(Description of the task):
Pick out each line of the records in which the word "Parse" appears.
────────────────────
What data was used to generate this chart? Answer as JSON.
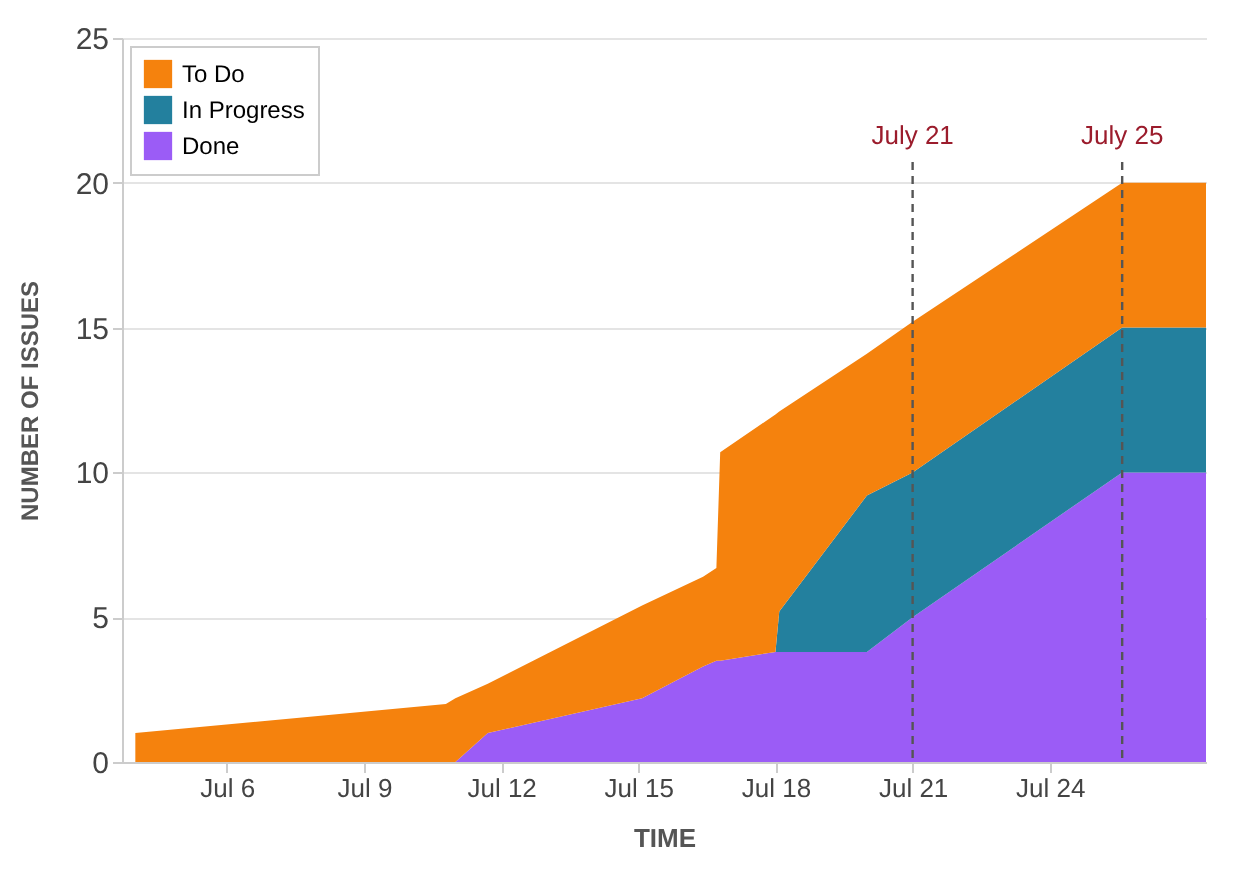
{
  "chart_data": {
    "type": "area",
    "stacked": true,
    "xlabel": "TIME",
    "ylabel": "NUMBER OF ISSUES",
    "x": [
      "--07-04",
      "--07-10T19:00",
      "--07-11",
      "--07-11T17:00",
      "--07-15T02:00",
      "--07-16T10:00",
      "--07-16T17:00",
      "--07-16T19:00",
      "--07-18",
      "--07-18T02:00",
      "--07-20",
      "--07-21",
      "--07-25T14:00",
      "--07-27T10:00"
    ],
    "series": [
      {
        "name": "Done",
        "color": "#9b5cf6",
        "values": [
          0,
          0,
          0,
          1.0,
          2.2,
          3.3,
          3.5,
          3.5,
          3.8,
          3.8,
          3.8,
          5.0,
          10,
          10
        ]
      },
      {
        "name": "In Progress",
        "color": "#23809e",
        "values": [
          0,
          0,
          0,
          0,
          0,
          0,
          0,
          0,
          0,
          1.4,
          5.4,
          5,
          5,
          5
        ]
      },
      {
        "name": "To Do",
        "color": "#f5820d",
        "values": [
          1.0,
          2.0,
          2.2,
          1.7,
          3.2,
          3.1,
          3.2,
          7.2,
          8.2,
          6.9,
          4.9,
          5.2,
          5,
          5
        ]
      }
    ],
    "xlim": [
      "--07-03T17:00",
      "--07-27T10:00"
    ],
    "xticks": [
      {
        "value": "--07-06",
        "label": "Jul 6"
      },
      {
        "value": "--07-09",
        "label": "Jul 9"
      },
      {
        "value": "--07-12",
        "label": "Jul 12"
      },
      {
        "value": "--07-15",
        "label": "Jul 15"
      },
      {
        "value": "--07-18",
        "label": "Jul 18"
      },
      {
        "value": "--07-21",
        "label": "Jul 21"
      },
      {
        "value": "--07-24",
        "label": "Jul 24"
      }
    ],
    "ylim": [
      0,
      25
    ],
    "yticks": [
      0,
      5,
      10,
      15,
      20,
      25
    ],
    "ref_lines": [
      {
        "axis": "x",
        "value": "--07-21",
        "label": "July 21",
        "color": "#555555",
        "line_style": "dashed"
      },
      {
        "axis": "x",
        "value": "--07-25T14:00",
        "label": "July 25",
        "color": "#555555",
        "line_style": "dashed"
      }
    ],
    "grid": "y",
    "legend": "top left"
  }
}
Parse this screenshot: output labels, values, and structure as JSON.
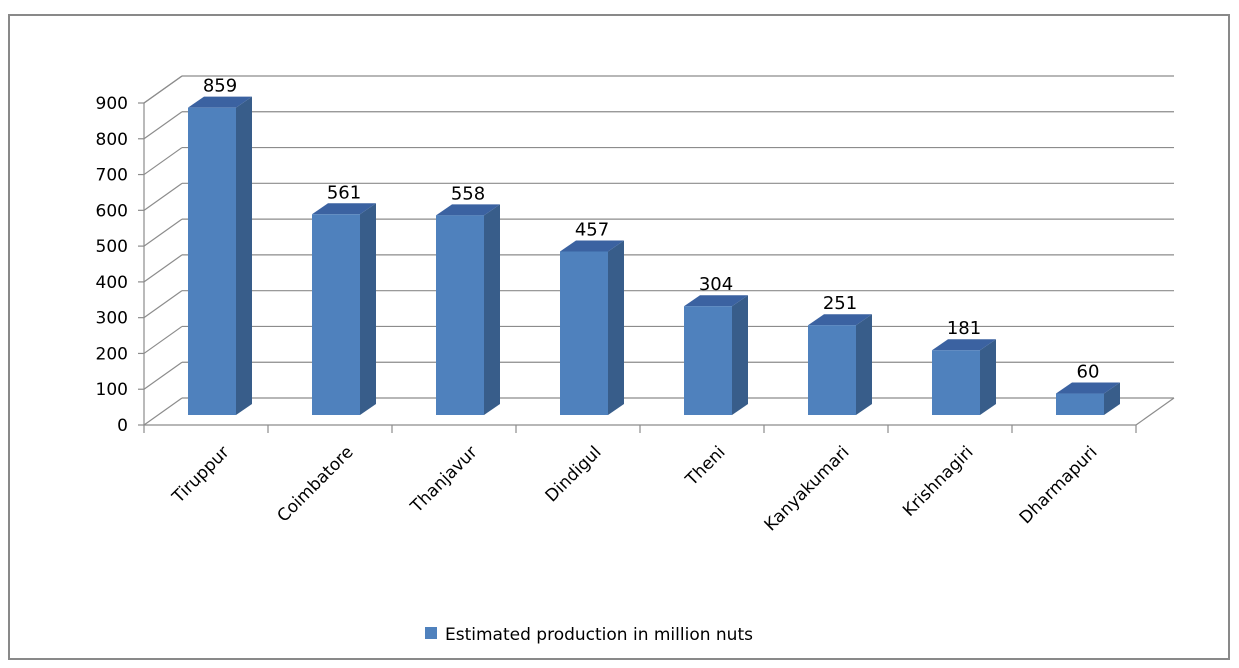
{
  "chart_data": {
    "type": "bar",
    "style": "3d-column",
    "categories": [
      "Tiruppur",
      "Coimbatore",
      "Thanjavur",
      "Dindigul",
      "Theni",
      "Kanyakumari",
      "Krishnagiri",
      "Dharmapuri"
    ],
    "series": [
      {
        "name": "Estimated production in million nuts",
        "values": [
          859,
          561,
          558,
          457,
          304,
          251,
          181,
          60
        ]
      }
    ],
    "yticks": [
      0,
      100,
      200,
      300,
      400,
      500,
      600,
      700,
      800,
      900
    ],
    "ylim": [
      0,
      900
    ],
    "grid": true,
    "legend_position": "bottom",
    "data_labels": true,
    "colors": {
      "bar_front": "#4F81BD",
      "bar_side": "#385D8A",
      "bar_top": "#3B62A1",
      "grid": "#8C8C8C"
    }
  }
}
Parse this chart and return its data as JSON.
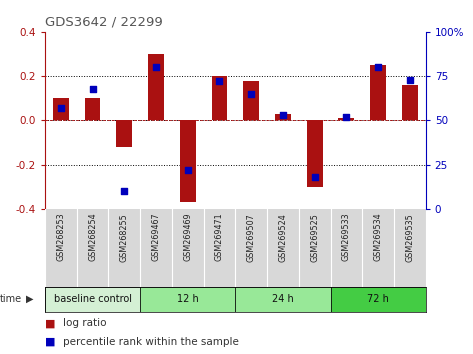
{
  "title": "GDS3642 / 22299",
  "samples": [
    "GSM268253",
    "GSM268254",
    "GSM268255",
    "GSM269467",
    "GSM269469",
    "GSM269471",
    "GSM269507",
    "GSM269524",
    "GSM269525",
    "GSM269533",
    "GSM269534",
    "GSM269535"
  ],
  "log_ratio": [
    0.1,
    0.1,
    -0.12,
    0.3,
    -0.37,
    0.2,
    0.18,
    0.03,
    -0.3,
    0.01,
    0.25,
    0.16
  ],
  "percentile_rank": [
    57,
    68,
    10,
    80,
    22,
    72,
    65,
    53,
    18,
    52,
    80,
    73
  ],
  "bar_color": "#aa1111",
  "dot_color": "#0000bb",
  "ylim_left": [
    -0.4,
    0.4
  ],
  "ylim_right": [
    0,
    100
  ],
  "yticks_left": [
    -0.4,
    -0.2,
    0.0,
    0.2,
    0.4
  ],
  "yticks_right": [
    0,
    25,
    50,
    75,
    100
  ],
  "dotted_lines": [
    -0.2,
    0.0,
    0.2
  ],
  "group_defs": [
    [
      0,
      3,
      "#d4f0d4",
      "baseline control"
    ],
    [
      3,
      6,
      "#98e898",
      "12 h"
    ],
    [
      6,
      9,
      "#98e898",
      "24 h"
    ],
    [
      9,
      12,
      "#44cc44",
      "72 h"
    ]
  ]
}
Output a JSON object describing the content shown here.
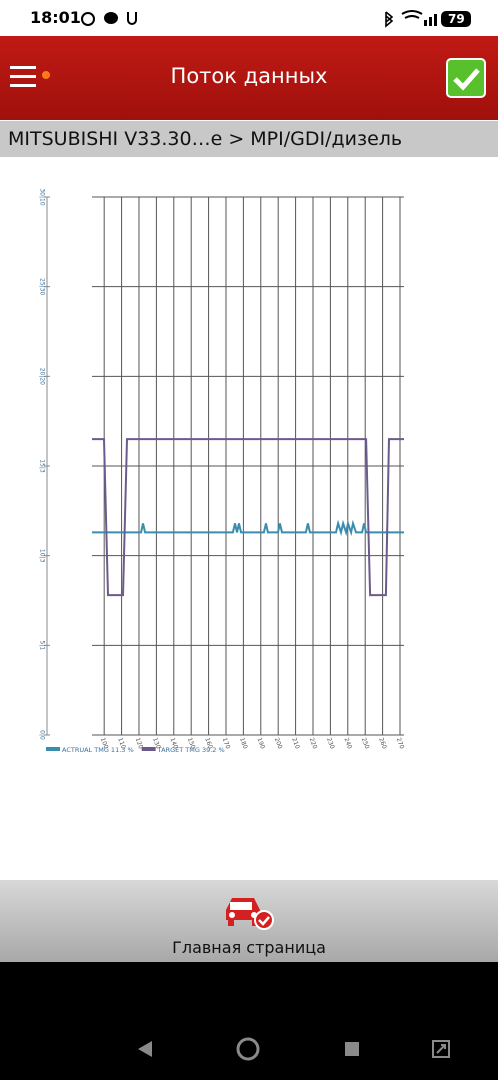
{
  "status_bar": {
    "time": "18:01",
    "battery": "79"
  },
  "header": {
    "title": "Поток данных"
  },
  "breadcrumb": "MITSUBISHI V33.30…e > MPI/GDI/дизель",
  "chart_data": {
    "type": "line",
    "xlim": [
      93,
      272.3
    ],
    "xticks": [
      100,
      110,
      120,
      130,
      140,
      150,
      160,
      170,
      180,
      190,
      200,
      210,
      220,
      230,
      240,
      250,
      260,
      270
    ],
    "ylim": [
      0,
      30
    ],
    "yticks": [
      {
        "value": 0,
        "label": "0|0"
      },
      {
        "value": 5,
        "label": "5|1"
      },
      {
        "value": 10,
        "label": "10|3"
      },
      {
        "value": 15,
        "label": "15|3"
      },
      {
        "value": 20,
        "label": "20|20"
      },
      {
        "value": 25,
        "label": "25|30"
      },
      {
        "value": 30,
        "label": "30|10"
      }
    ],
    "grid": true,
    "series": [
      {
        "name": "ACTRUAL TMG 11.3 %",
        "color": "#3b8db0",
        "x": [
          93.0,
          121.2,
          122.3,
          123.5,
          174.0,
          175.2,
          176.3,
          177.5,
          178.6,
          191.8,
          193.0,
          194.1,
          199.9,
          201.0,
          202.2,
          215.9,
          217.1,
          218.2,
          233.2,
          234.4,
          236.1,
          237.3,
          239.0,
          240.1,
          241.9,
          243.0,
          244.7,
          248.2,
          249.3,
          250.5,
          272.3
        ],
        "values": [
          11.3,
          11.3,
          11.8,
          11.3,
          11.3,
          11.8,
          11.3,
          11.8,
          11.3,
          11.3,
          11.8,
          11.3,
          11.3,
          11.8,
          11.3,
          11.3,
          11.8,
          11.3,
          11.3,
          11.8,
          11.3,
          11.8,
          11.3,
          11.8,
          11.3,
          11.8,
          11.3,
          11.3,
          11.8,
          11.3,
          11.3
        ]
      },
      {
        "name": "TARGET TMG 39.2 %",
        "color": "#6b5b8c",
        "x": [
          93.0,
          99.9,
          102.2,
          110.8,
          113.1,
          250.5,
          252.8,
          261.9,
          263.7,
          272.3
        ],
        "values": [
          16.5,
          16.5,
          7.8,
          7.8,
          16.5,
          16.5,
          7.8,
          7.8,
          16.5,
          16.5
        ]
      }
    ]
  },
  "bottom_bar": {
    "label": "Главная страница"
  }
}
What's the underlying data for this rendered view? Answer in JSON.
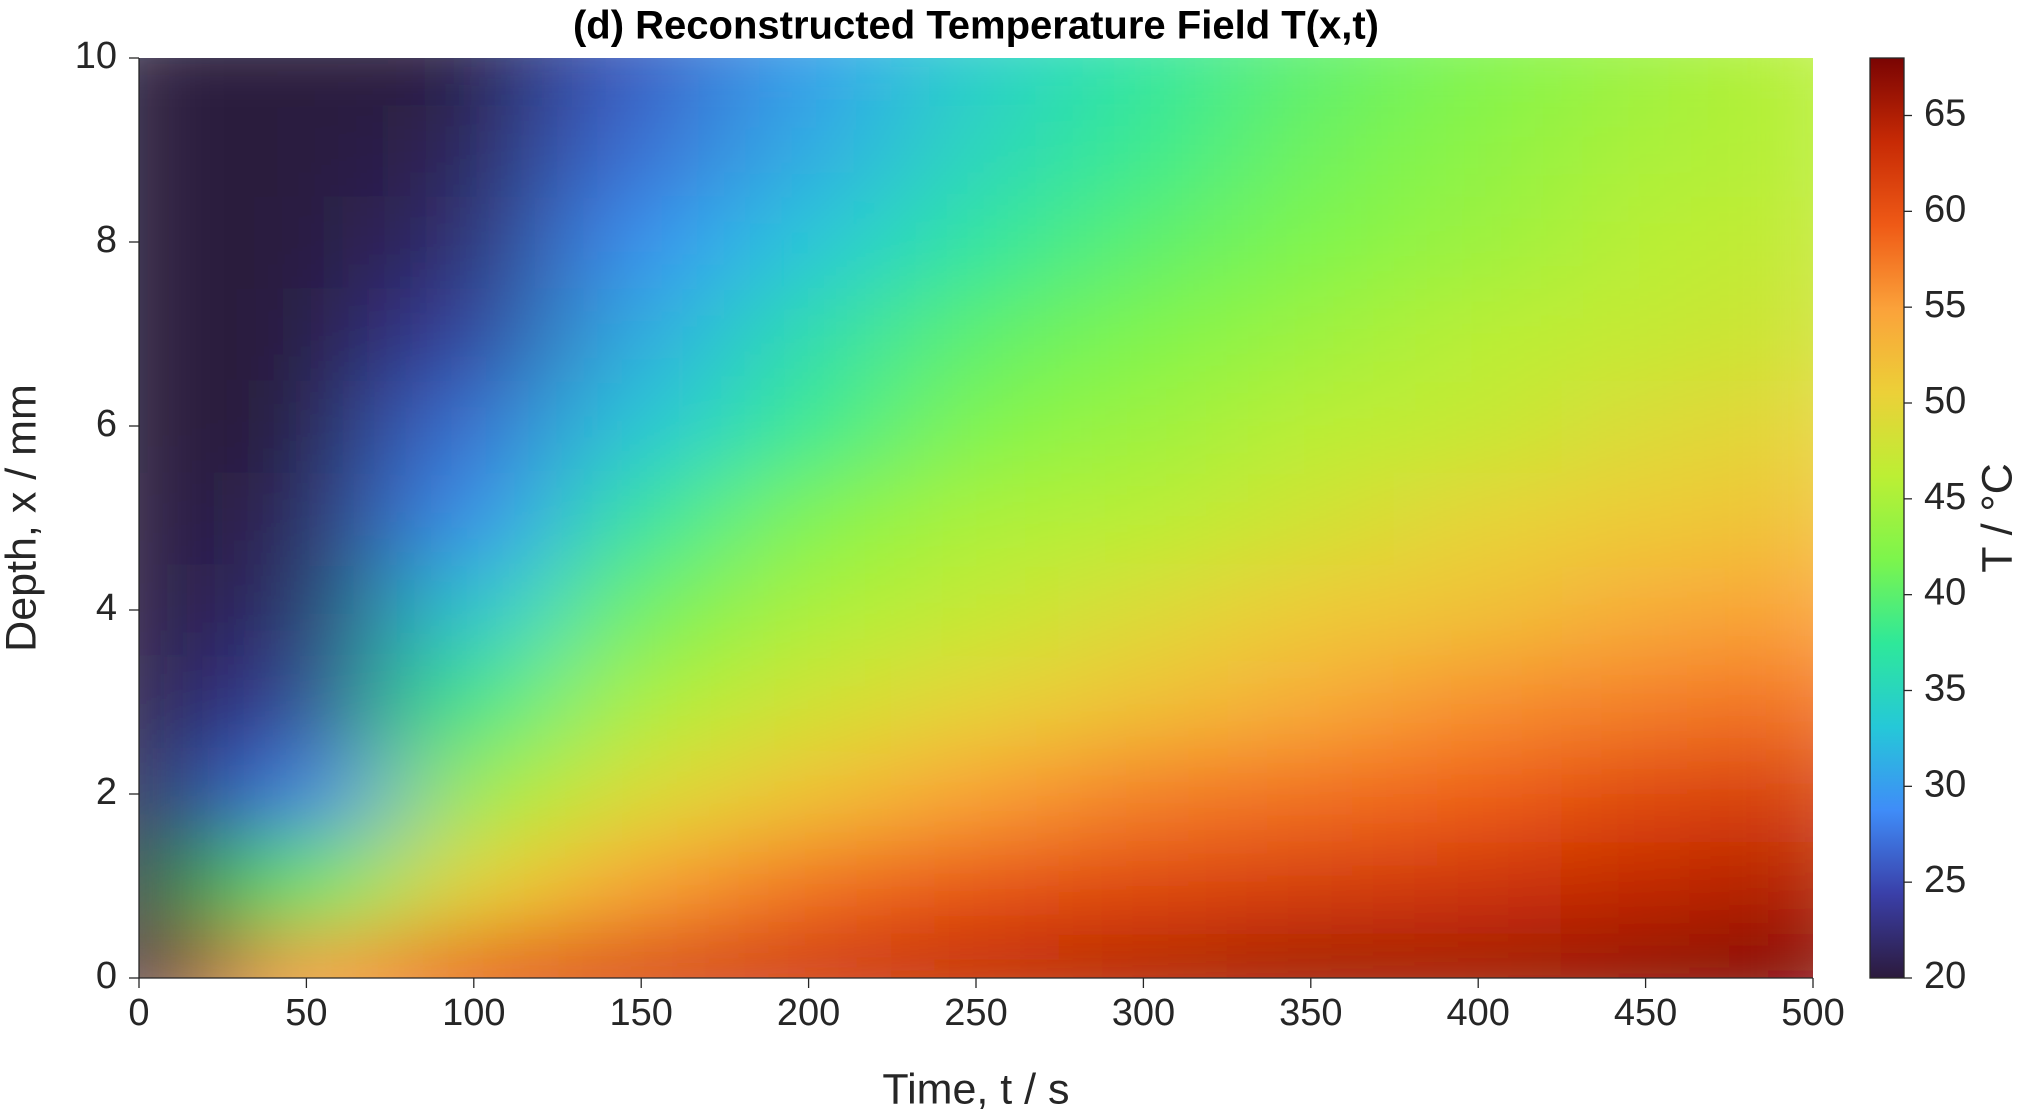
{
  "chart_data": {
    "type": "heatmap",
    "title": "(d)  Reconstructed Temperature Field T(x,t)",
    "x_label": "Time, t / s",
    "y_label": "Depth, x / mm",
    "colorbar_label": "T / °C",
    "x": [
      0,
      50,
      100,
      150,
      200,
      250,
      300,
      350,
      400,
      450,
      500
    ],
    "y": [
      0,
      1,
      2,
      3,
      4,
      5,
      6,
      7,
      8,
      9,
      10
    ],
    "values": [
      [
        20,
        55,
        60,
        62,
        63,
        64,
        65,
        66,
        66,
        67,
        68
      ],
      [
        20,
        40,
        50,
        55,
        58,
        60,
        61,
        62,
        63,
        64,
        65
      ],
      [
        20,
        28,
        44,
        49,
        52,
        55,
        57,
        58,
        59,
        61,
        62
      ],
      [
        20,
        24,
        38,
        45,
        48,
        50,
        52,
        54,
        56,
        57,
        58
      ],
      [
        20,
        22,
        33,
        41,
        45,
        47,
        49,
        51,
        52,
        54,
        55
      ],
      [
        20,
        21,
        29,
        37,
        42,
        45,
        46,
        48,
        50,
        51,
        52
      ],
      [
        20,
        20,
        27,
        33,
        38,
        42,
        44,
        46,
        47,
        49,
        50
      ],
      [
        20,
        20,
        24,
        31,
        36,
        40,
        42,
        44,
        46,
        47,
        48
      ],
      [
        20,
        20,
        22,
        29,
        33,
        37,
        40,
        42,
        44,
        46,
        47
      ],
      [
        20,
        20,
        21,
        27,
        31,
        35,
        38,
        41,
        43,
        45,
        46
      ],
      [
        20,
        20,
        20,
        26,
        30,
        34,
        37,
        40,
        42,
        44,
        46
      ]
    ],
    "xlim": [
      0,
      500
    ],
    "ylim": [
      0,
      10
    ],
    "xticks": [
      0,
      50,
      100,
      150,
      200,
      250,
      300,
      350,
      400,
      450,
      500
    ],
    "yticks": [
      0,
      2,
      4,
      6,
      8,
      10
    ],
    "clim": [
      20,
      68
    ],
    "cticks": [
      20,
      25,
      30,
      35,
      40,
      45,
      50,
      55,
      60,
      65
    ],
    "colormap": [
      "#2c1a3c",
      "#3a3fa8",
      "#3f8cf8",
      "#25c8d8",
      "#2ee89a",
      "#7cf54c",
      "#bcef34",
      "#ecd038",
      "#fba23a",
      "#ef5a16",
      "#c72a05",
      "#7a0403"
    ]
  }
}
────────────────────
(The completed task):
Parse this screenshot: output labels, values, and structure as JSON.
Parse this chart and return its data as JSON.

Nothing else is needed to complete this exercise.